--- Task directions ---
Each record must be retyped in full. No character may differ.

::::::::

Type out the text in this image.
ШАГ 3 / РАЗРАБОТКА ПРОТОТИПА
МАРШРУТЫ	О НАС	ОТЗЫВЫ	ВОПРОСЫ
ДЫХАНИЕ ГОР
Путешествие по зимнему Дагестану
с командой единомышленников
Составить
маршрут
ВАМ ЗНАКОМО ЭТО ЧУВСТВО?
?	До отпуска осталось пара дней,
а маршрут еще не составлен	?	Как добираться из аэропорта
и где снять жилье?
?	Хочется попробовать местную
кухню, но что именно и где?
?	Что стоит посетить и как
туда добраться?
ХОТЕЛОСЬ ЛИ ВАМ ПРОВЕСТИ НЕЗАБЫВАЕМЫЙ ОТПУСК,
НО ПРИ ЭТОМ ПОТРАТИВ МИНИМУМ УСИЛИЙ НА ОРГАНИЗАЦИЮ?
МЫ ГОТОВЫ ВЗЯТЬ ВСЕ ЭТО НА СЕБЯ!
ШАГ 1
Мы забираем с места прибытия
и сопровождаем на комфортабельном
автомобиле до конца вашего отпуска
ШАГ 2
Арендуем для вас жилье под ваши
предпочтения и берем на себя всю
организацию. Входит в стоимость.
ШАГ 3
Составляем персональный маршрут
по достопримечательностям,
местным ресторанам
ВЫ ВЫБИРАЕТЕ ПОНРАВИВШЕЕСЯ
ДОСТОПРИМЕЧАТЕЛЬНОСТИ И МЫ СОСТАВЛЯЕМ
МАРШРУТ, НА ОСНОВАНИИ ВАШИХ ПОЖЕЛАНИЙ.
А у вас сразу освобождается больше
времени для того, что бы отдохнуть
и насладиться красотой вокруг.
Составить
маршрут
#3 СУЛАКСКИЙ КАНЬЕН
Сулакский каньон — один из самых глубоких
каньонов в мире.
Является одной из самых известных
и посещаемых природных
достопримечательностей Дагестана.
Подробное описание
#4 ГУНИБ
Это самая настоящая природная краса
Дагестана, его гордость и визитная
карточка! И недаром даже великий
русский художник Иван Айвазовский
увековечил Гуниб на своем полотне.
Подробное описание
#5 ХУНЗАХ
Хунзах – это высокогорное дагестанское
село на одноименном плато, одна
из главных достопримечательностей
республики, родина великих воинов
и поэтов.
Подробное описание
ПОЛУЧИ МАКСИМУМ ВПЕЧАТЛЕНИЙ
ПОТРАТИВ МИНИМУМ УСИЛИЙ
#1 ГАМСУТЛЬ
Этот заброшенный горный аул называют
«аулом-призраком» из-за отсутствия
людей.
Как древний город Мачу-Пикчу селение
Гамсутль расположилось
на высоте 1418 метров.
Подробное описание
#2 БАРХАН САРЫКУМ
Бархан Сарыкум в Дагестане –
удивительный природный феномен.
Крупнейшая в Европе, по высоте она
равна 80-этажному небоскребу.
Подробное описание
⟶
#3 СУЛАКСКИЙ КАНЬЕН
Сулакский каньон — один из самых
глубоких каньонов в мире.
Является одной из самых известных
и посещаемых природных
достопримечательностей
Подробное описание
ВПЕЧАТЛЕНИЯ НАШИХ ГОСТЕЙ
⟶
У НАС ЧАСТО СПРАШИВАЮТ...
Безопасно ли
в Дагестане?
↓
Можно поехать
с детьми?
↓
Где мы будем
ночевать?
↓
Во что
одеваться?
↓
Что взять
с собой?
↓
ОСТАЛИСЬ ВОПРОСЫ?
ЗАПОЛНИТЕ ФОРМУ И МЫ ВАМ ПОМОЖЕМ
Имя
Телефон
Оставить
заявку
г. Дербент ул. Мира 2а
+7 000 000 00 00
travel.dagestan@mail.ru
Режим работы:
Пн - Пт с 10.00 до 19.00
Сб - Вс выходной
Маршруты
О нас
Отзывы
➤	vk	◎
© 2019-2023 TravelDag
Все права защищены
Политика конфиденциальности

::::::::

--- Answer to this exercise ---
Type out the text in this image.
ШАГ 3 / РАЗРАБОТКА ПРОТОТИПА
МАРШРУТЫ	О НАС	ОТЗЫВЫ	ВОПРОСЫ
ДЫХАНИЕ ГОР
Путешествие по зимнему Дагестану
с командой единомышленников
Составить
маршрут
ВАМ ЗНАКОМО ЭТО ЧУВСТВО?
?	До отпуска осталось пара дней,
а маршрут еще не составлен	?	Как добираться из аэропорта
и где снять жилье?
?	Хочется попробовать местную
кухню, но что именно и где?
?	Что стоит посетить и как
туда добраться?
ХОТЕЛОСЬ ЛИ ВАМ ПРОВЕСТИ НЕЗАБЫВАЕМЫЙ ОТПУСК,
НО ПРИ ЭТОМ ПОТРАТИВ МИНИМУМ УСИЛИЙ НА ОРГАНИЗАЦИЮ?
МЫ ГОТОВЫ ВЗЯТЬ ВСЕ ЭТО НА СЕБЯ!
ШАГ 1
Мы забираем с места прибытия
и сопровождаем на комфортабельном
автомобиле до конца вашего отпуска
ШАГ 2
Арендуем для вас жилье под ваши
предпочтения и берем на себя всю
организацию. Входит в стоимость.
ШАГ 3
Составляем персональный маршрут
по достопримечательностям,
местным ресторанам
ВЫ ВЫБИРАЕТЕ ПОНРАВИВШЕЕСЯ
ДОСТОПРИМЕЧАТЕЛЬНОСТИ И МЫ СОСТАВЛЯЕМ
МАРШРУТ, НА ОСНОВАНИИ ВАШИХ ПОЖЕЛАНИЙ.
А у вас сразу освобождается больше
времени для того, что бы отдохнуть
и насладиться красотой вокруг.
Составить
маршрут
#3 СУЛАКСКИЙ КАНЬЕН
Сулакский каньон — один из самых глубоких
каньонов в мире.
Является одной из самых известных
и посещаемых природных
достопримечательностей Дагестана.
Подробное описание
#4 ГУНИБ
Это самая настоящая природная краса
Дагестана, его гордость и визитная
карточка! И недаром даже великий
русский художник Иван Айвазовский
увековечил Гуниб на своем полотне.
Подробное описание
#5 ХУНЗАХ
Хунзах – это высокогорное дагестанское
село на одноименном плато, одна
из главных достопримечательностей
республики, родина великих воинов
и поэтов.
Подробное описание
ПОЛУЧИ МАКСИМУМ ВПЕЧАТЛЕНИЙ
ПОТРАТИВ МИНИМУМ УСИЛИЙ
#1 ГАМСУТЛЬ
Этот заброшенный горный аул называют
«аулом-призраком» из-за отсутствия
людей.
Как древний город Мачу-Пикчу селение
Гамсутль расположилось
на высоте 1418 метров.
Подробное описание
#2 БАРХАН САРЫКУМ
Бархан Сарыкум в Дагестане –
удивительный природный феномен.
Крупнейшая в Европе, по высоте она
равна 80-этажному небоскребу.
Подробное описание
⟶
#3 СУЛАКСКИЙ КАНЬЕН
Сулакский каньон — один из самых
глубоких каньонов в мире.
Является одной из самых известных
и посещаемых природных
достопримечательностей
Подробное описание
ВПЕЧАТЛЕНИЯ НАШИХ ГОСТЕЙ
⟶
У НАС ЧАСТО СПРАШИВАЮТ...
Безопасно ли
в Дагестане?
↓
Можно поехать
с детьми?
↓
Где мы будем
ночевать?
↓
Во что
одеваться?
↓
Что взять
с собой?
↓
ОСТАЛИСЬ ВОПРОСЫ?
ЗАПОЛНИТЕ ФОРМУ И МЫ ВАМ ПОМОЖЕМ
Имя
Телефон
Оставить
заявку
г. Дербент ул. Мира 2а
+7 000 000 00 00
travel.dagestan@mail.ru
Режим работы:
Пн - Пт с 10.00 до 19.00
Сб - Вс выходной
Маршруты
О нас
Отзывы
➤	vk	◎
© 2019-2023 TravelDag
Все права защищены
Политика конфиденциальности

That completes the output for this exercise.